**What is required**: Below is a set of entries. Reproduce exactly the lines from the one containing "What data populates" through the end, both included.

**Records for this exercise**:
☆ ☆ ☆ ☆ ☆

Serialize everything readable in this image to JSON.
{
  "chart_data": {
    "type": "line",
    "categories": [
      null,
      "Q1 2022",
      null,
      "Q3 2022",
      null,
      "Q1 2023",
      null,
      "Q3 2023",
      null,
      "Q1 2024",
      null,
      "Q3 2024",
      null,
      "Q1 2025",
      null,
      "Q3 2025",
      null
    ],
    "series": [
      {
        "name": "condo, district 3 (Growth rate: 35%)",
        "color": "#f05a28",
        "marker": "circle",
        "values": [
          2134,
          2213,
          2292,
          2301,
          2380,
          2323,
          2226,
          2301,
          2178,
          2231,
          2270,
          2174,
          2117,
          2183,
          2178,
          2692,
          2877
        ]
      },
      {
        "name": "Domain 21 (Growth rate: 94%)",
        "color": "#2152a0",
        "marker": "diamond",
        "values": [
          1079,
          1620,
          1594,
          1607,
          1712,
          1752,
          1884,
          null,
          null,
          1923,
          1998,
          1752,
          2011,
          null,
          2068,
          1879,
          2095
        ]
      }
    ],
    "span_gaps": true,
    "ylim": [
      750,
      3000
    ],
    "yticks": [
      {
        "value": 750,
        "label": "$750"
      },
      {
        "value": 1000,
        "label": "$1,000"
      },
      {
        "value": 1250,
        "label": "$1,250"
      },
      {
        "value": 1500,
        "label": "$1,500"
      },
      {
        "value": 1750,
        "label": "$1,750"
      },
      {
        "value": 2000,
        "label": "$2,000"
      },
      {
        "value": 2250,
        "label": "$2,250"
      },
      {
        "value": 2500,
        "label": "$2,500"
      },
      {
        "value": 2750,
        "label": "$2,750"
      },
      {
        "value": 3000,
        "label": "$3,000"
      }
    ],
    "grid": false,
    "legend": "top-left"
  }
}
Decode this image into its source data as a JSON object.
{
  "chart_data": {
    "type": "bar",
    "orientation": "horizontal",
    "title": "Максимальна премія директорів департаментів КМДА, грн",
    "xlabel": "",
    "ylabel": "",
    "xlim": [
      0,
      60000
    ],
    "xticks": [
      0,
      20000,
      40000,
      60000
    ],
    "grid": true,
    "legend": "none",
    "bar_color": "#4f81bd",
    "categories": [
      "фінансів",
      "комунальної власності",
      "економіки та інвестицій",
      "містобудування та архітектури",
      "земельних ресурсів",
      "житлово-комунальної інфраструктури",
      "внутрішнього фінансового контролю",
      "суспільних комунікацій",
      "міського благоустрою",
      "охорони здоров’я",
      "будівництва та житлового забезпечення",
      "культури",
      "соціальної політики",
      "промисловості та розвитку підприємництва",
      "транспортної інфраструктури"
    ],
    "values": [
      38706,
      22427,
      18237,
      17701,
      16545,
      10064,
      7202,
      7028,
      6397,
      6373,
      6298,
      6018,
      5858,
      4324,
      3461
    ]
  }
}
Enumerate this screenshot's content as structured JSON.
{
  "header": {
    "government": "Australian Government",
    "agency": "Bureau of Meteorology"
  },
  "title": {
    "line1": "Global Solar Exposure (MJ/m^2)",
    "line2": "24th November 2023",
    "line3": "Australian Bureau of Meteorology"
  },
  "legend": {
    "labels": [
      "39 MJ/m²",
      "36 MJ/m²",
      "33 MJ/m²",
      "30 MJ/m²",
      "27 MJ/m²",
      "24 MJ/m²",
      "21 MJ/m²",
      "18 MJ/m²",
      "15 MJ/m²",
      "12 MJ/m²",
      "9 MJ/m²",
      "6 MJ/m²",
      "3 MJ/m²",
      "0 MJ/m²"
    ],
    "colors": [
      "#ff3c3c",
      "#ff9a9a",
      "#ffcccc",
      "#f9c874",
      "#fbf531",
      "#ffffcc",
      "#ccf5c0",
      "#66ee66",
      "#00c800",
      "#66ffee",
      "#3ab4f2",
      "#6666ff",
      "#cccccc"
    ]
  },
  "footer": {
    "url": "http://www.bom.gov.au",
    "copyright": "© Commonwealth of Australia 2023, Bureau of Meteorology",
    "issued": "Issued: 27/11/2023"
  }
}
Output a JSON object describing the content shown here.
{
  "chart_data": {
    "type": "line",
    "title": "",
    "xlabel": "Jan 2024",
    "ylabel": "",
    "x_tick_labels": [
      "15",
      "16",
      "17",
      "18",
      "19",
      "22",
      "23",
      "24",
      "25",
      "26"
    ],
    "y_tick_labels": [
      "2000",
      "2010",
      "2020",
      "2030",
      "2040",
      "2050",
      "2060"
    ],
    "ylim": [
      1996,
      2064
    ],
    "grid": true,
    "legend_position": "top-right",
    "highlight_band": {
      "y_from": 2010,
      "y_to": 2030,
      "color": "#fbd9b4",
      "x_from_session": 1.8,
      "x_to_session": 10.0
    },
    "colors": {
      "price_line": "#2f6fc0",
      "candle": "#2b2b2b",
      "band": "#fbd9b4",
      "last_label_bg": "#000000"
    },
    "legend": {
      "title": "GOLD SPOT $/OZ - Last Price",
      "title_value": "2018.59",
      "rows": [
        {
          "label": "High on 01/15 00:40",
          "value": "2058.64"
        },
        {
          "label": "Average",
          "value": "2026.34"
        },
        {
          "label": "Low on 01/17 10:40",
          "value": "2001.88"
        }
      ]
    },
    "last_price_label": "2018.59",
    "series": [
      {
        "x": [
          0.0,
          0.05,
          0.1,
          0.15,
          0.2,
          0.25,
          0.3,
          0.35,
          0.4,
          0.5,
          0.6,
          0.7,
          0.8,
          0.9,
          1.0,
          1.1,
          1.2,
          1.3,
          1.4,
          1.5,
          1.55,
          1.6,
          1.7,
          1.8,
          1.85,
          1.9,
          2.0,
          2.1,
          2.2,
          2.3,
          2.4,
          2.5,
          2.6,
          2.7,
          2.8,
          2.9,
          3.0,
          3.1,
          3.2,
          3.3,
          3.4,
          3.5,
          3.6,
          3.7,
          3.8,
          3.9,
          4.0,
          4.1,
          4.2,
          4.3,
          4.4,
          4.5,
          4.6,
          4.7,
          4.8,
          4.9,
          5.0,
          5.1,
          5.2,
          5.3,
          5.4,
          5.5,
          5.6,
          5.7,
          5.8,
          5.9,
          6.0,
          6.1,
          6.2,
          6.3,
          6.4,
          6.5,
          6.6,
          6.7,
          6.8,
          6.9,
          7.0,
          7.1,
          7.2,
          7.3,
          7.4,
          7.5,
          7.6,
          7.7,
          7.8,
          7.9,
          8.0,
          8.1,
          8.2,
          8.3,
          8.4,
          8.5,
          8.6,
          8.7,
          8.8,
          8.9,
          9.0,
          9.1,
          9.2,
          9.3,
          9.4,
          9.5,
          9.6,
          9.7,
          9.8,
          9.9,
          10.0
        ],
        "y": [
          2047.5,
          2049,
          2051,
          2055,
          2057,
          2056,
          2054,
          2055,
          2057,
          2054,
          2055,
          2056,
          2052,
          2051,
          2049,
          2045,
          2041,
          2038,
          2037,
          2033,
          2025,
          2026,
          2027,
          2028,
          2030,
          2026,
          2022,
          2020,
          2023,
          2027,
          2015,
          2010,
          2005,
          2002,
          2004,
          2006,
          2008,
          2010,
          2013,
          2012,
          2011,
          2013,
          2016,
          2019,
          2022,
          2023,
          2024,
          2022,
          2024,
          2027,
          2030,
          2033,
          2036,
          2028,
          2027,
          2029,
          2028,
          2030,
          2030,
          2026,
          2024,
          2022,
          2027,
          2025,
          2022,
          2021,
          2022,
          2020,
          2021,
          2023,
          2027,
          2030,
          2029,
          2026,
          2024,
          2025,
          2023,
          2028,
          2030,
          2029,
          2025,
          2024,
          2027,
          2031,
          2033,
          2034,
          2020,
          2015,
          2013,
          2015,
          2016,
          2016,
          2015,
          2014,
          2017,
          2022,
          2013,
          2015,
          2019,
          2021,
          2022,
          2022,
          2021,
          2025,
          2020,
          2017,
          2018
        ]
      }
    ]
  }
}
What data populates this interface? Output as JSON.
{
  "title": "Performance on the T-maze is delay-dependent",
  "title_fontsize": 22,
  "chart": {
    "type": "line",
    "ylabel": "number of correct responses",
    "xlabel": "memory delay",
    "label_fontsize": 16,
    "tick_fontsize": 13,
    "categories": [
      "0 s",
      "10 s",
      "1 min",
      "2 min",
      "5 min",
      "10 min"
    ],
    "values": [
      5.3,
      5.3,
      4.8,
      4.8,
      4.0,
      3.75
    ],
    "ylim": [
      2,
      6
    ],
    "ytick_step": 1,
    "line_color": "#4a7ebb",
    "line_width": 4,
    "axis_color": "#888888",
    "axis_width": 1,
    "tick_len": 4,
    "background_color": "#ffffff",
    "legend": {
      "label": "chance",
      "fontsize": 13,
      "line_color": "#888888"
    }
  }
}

☆ ☆ ☆ ☆ ☆

**Task answer**:
What data populates this interface? Output as JSON.
{
  "title": "Performance on the T-maze is delay-dependent",
  "title_fontsize": 22,
  "chart": {
    "type": "line",
    "ylabel": "number of correct responses",
    "xlabel": "memory delay",
    "label_fontsize": 16,
    "tick_fontsize": 13,
    "categories": [
      "0 s",
      "10 s",
      "1 min",
      "2 min",
      "5 min",
      "10 min"
    ],
    "values": [
      5.3,
      5.3,
      4.8,
      4.8,
      4.0,
      3.75
    ],
    "ylim": [
      2,
      6
    ],
    "ytick_step": 1,
    "line_color": "#4a7ebb",
    "line_width": 4,
    "axis_color": "#888888",
    "axis_width": 1,
    "tick_len": 4,
    "background_color": "#ffffff",
    "legend": {
      "label": "chance",
      "fontsize": 13,
      "line_color": "#888888"
    }
  }
}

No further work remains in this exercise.